#### WHAT IS NEEDED
Work out how many lines include "frac" and answer with that number only.

#### Data records
-- start --
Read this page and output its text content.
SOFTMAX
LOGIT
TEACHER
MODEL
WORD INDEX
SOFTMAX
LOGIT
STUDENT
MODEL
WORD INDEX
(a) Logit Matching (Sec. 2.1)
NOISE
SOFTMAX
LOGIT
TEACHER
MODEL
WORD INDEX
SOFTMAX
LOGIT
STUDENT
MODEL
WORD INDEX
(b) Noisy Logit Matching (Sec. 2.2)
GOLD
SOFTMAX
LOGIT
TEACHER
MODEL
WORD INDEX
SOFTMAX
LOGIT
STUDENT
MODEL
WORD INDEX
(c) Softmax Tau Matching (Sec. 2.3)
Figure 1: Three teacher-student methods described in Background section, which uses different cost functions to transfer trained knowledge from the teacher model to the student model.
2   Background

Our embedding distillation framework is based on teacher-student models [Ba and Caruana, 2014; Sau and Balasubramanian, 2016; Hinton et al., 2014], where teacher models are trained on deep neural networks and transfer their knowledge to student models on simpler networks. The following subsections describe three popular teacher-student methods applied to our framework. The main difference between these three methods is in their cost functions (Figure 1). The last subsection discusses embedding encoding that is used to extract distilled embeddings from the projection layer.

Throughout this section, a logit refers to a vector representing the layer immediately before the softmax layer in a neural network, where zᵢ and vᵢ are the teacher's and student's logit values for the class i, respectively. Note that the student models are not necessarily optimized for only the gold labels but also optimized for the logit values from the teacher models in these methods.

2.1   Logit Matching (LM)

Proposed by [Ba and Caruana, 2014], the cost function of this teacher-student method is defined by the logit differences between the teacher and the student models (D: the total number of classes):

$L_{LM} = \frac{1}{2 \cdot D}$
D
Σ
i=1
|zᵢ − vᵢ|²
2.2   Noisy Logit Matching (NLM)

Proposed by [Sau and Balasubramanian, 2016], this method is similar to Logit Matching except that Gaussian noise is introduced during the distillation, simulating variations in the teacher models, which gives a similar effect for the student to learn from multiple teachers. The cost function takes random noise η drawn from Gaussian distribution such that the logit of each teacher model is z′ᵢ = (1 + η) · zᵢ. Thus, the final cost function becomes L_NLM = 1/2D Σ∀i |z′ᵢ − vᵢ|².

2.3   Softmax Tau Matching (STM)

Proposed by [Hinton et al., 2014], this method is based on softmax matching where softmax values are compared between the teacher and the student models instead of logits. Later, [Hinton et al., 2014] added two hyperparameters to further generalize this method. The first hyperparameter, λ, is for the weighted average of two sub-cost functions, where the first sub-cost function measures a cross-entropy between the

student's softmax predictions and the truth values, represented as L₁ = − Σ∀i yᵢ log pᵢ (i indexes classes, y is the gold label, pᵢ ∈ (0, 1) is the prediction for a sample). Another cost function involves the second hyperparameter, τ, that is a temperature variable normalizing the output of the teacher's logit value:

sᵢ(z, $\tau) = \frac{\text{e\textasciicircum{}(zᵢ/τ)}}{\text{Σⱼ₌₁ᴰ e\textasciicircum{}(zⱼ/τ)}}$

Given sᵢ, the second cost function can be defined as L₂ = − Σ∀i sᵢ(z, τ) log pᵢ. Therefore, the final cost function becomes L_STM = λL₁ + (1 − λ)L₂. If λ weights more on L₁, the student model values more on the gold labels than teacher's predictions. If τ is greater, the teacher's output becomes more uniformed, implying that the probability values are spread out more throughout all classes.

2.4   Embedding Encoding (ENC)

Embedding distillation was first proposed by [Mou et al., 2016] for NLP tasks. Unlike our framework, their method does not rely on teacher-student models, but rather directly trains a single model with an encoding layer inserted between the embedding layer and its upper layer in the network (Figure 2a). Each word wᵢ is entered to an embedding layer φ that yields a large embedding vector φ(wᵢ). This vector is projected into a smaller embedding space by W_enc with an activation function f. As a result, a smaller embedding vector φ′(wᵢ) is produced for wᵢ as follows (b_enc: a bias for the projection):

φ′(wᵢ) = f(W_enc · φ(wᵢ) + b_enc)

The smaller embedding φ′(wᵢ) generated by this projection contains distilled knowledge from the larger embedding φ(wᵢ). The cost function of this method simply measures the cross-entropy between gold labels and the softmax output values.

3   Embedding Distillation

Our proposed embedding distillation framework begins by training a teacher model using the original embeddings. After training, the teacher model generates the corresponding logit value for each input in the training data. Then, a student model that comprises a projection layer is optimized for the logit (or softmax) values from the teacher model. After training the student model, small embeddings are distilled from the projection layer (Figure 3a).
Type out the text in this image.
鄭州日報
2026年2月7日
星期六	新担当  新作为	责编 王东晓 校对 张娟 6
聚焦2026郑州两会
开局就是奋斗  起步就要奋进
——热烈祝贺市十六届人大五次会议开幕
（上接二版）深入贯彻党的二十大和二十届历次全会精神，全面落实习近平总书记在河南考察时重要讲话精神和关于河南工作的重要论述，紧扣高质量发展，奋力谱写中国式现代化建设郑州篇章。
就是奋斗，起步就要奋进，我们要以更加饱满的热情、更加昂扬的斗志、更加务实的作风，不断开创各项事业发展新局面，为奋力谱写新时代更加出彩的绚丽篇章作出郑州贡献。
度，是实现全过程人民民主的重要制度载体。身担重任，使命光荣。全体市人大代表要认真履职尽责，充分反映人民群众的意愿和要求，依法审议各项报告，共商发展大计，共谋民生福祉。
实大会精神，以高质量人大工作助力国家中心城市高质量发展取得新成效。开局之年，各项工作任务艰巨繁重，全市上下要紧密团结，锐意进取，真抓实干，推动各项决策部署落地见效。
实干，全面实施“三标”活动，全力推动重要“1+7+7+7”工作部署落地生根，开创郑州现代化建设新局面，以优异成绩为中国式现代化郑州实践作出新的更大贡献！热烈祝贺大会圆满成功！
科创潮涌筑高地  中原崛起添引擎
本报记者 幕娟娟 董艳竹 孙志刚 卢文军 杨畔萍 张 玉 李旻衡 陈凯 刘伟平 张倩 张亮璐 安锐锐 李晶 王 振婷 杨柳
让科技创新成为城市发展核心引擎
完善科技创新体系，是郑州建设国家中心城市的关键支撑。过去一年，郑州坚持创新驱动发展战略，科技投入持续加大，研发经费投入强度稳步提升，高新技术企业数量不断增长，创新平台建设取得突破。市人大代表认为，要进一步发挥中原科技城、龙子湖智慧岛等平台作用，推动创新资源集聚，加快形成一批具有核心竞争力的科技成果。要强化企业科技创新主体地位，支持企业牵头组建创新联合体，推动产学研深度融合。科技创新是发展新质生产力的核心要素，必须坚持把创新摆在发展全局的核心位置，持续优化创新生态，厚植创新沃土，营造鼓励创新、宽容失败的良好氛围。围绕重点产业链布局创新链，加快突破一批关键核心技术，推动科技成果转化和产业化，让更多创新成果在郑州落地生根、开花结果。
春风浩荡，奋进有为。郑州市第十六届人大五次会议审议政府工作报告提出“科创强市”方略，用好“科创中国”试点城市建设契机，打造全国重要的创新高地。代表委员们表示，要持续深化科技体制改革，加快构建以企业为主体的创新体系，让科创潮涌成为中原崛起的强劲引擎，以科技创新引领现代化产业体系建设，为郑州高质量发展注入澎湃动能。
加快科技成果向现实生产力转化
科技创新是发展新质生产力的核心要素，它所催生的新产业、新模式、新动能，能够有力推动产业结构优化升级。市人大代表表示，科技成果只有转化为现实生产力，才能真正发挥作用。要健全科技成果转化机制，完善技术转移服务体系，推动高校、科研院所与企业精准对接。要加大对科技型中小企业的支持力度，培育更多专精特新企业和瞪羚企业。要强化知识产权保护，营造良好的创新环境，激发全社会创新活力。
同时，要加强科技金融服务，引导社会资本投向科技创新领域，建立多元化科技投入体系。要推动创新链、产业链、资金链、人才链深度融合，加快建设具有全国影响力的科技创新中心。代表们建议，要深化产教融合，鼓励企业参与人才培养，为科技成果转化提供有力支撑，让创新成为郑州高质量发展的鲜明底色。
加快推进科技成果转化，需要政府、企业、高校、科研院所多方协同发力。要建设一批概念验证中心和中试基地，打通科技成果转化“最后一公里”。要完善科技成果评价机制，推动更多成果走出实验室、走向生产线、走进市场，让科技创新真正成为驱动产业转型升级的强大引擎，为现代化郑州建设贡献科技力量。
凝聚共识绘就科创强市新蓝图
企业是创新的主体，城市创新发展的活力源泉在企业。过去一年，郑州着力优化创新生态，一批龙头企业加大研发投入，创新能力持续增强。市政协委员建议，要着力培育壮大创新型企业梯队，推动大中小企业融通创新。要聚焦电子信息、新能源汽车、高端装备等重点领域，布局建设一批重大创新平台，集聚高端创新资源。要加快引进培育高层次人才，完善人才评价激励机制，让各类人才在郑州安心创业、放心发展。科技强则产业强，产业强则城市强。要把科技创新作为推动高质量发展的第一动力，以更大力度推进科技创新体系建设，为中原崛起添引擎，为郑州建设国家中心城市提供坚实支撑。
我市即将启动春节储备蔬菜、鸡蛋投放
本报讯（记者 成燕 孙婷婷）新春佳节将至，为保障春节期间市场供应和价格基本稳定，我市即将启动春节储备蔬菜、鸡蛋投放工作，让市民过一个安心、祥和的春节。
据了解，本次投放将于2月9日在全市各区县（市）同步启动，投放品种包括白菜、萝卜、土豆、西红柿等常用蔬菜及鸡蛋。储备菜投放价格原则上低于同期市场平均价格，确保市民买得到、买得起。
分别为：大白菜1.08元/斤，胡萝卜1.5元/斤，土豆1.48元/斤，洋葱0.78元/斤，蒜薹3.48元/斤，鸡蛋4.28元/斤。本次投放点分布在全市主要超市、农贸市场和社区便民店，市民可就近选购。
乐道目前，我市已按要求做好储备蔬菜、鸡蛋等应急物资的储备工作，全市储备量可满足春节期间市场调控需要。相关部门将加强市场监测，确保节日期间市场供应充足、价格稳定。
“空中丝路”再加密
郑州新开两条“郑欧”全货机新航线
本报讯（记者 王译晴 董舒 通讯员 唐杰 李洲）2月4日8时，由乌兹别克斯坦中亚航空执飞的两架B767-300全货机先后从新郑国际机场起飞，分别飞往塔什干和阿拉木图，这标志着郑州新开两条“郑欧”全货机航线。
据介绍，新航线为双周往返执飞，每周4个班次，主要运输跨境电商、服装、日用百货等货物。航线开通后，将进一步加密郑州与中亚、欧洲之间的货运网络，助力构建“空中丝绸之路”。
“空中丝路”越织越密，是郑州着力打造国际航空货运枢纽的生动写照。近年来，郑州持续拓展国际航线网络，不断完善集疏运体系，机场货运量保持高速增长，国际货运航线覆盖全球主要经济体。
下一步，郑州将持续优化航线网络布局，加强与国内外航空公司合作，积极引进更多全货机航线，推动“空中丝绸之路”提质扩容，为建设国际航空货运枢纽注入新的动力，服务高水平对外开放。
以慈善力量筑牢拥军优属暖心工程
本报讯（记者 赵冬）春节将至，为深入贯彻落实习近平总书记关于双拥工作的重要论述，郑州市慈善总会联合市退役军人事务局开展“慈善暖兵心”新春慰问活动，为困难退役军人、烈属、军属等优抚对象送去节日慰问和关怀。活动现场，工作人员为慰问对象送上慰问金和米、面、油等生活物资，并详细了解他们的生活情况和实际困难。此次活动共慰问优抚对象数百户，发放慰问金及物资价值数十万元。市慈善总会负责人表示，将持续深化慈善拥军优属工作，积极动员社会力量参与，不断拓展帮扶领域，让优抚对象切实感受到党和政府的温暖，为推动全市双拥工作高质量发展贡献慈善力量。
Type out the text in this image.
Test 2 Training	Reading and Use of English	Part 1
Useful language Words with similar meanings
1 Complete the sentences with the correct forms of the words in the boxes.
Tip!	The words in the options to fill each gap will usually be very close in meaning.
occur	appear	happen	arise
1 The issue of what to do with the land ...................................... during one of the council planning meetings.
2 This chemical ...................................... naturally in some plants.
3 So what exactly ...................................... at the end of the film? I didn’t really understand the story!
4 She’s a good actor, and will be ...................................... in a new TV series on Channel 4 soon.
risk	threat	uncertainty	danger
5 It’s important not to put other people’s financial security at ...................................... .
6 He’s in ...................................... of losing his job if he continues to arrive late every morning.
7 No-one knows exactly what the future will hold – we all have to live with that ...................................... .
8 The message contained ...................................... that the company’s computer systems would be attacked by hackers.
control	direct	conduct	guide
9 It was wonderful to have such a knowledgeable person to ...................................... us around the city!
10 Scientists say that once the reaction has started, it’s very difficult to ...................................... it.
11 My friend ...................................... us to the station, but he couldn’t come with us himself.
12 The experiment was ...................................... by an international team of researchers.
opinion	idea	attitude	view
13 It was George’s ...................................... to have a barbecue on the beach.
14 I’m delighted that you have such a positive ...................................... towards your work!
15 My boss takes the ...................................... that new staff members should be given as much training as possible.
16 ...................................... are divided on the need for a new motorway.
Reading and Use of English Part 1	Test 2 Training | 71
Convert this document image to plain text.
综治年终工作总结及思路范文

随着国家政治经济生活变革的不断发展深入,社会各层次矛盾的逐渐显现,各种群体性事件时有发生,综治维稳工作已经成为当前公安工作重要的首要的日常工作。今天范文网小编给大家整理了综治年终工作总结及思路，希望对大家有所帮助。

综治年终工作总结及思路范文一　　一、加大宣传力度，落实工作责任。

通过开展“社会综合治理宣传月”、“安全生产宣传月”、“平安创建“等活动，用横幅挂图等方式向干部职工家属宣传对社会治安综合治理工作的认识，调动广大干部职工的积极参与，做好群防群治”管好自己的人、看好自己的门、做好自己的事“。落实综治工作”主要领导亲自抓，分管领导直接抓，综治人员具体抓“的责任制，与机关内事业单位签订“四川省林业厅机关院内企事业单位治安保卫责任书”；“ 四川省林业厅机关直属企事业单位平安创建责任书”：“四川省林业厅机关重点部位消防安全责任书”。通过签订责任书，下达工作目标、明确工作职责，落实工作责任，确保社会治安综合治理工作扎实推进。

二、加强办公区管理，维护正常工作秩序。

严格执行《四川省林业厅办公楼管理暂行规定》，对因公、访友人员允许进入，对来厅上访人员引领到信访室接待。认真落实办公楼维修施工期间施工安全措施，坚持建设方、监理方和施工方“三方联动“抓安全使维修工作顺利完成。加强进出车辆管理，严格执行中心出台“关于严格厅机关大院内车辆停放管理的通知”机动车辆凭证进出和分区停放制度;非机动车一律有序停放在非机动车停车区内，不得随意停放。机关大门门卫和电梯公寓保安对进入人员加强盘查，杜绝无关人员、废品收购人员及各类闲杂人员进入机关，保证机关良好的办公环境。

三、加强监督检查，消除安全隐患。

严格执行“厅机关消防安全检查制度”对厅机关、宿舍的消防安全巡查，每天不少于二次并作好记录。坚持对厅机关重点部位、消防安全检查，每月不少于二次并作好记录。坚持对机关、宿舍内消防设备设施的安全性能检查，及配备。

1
-- end --
#### FULL OUTPUT
2